>> Start
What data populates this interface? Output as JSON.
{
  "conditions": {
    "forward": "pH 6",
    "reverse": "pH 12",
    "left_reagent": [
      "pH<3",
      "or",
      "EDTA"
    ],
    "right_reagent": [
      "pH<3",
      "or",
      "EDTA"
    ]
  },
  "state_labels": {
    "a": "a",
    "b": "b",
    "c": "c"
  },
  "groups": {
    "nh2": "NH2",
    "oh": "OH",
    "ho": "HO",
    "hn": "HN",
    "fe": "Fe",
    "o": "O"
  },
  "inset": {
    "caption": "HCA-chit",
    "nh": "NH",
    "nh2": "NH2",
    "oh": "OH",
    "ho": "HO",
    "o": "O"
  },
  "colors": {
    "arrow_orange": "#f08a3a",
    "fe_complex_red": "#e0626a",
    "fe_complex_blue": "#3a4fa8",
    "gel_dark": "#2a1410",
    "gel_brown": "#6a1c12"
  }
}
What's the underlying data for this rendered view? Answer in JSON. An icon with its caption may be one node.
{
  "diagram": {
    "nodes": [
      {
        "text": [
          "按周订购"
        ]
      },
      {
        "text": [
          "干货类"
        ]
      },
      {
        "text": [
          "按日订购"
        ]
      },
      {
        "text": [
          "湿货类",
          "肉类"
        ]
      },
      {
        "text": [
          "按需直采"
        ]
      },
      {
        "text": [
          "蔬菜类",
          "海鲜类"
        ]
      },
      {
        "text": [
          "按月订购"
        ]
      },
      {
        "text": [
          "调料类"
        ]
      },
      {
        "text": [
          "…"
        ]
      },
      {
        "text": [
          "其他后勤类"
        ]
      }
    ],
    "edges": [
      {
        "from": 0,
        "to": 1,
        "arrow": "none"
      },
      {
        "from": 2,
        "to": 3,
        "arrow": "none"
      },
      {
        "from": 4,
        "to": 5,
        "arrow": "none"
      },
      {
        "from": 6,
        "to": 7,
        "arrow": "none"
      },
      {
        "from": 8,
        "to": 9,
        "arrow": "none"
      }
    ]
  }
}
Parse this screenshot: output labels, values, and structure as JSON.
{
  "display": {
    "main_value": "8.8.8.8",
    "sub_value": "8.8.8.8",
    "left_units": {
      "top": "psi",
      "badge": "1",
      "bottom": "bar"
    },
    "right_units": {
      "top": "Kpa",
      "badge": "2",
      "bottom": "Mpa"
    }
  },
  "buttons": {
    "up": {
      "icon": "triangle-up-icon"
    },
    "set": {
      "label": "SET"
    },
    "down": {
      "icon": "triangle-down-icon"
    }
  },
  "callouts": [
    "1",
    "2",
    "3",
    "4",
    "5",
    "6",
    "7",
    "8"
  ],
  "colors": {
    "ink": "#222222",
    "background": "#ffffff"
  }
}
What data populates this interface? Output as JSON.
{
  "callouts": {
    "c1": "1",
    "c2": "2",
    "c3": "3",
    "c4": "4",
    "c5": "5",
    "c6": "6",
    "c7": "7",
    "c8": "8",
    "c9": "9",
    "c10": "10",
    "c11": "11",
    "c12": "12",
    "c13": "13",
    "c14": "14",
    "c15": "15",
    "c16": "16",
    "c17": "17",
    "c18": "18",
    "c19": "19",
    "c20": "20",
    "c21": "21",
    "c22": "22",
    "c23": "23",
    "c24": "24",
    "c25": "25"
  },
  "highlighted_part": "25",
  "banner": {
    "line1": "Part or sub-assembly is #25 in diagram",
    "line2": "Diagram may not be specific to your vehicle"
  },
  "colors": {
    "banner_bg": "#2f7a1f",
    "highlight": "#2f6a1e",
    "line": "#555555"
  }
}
>> End
Gather all lines of the records that include the word "triangle".

      "icon": "triangle-up-icon"
      "icon": "triangle-down-icon"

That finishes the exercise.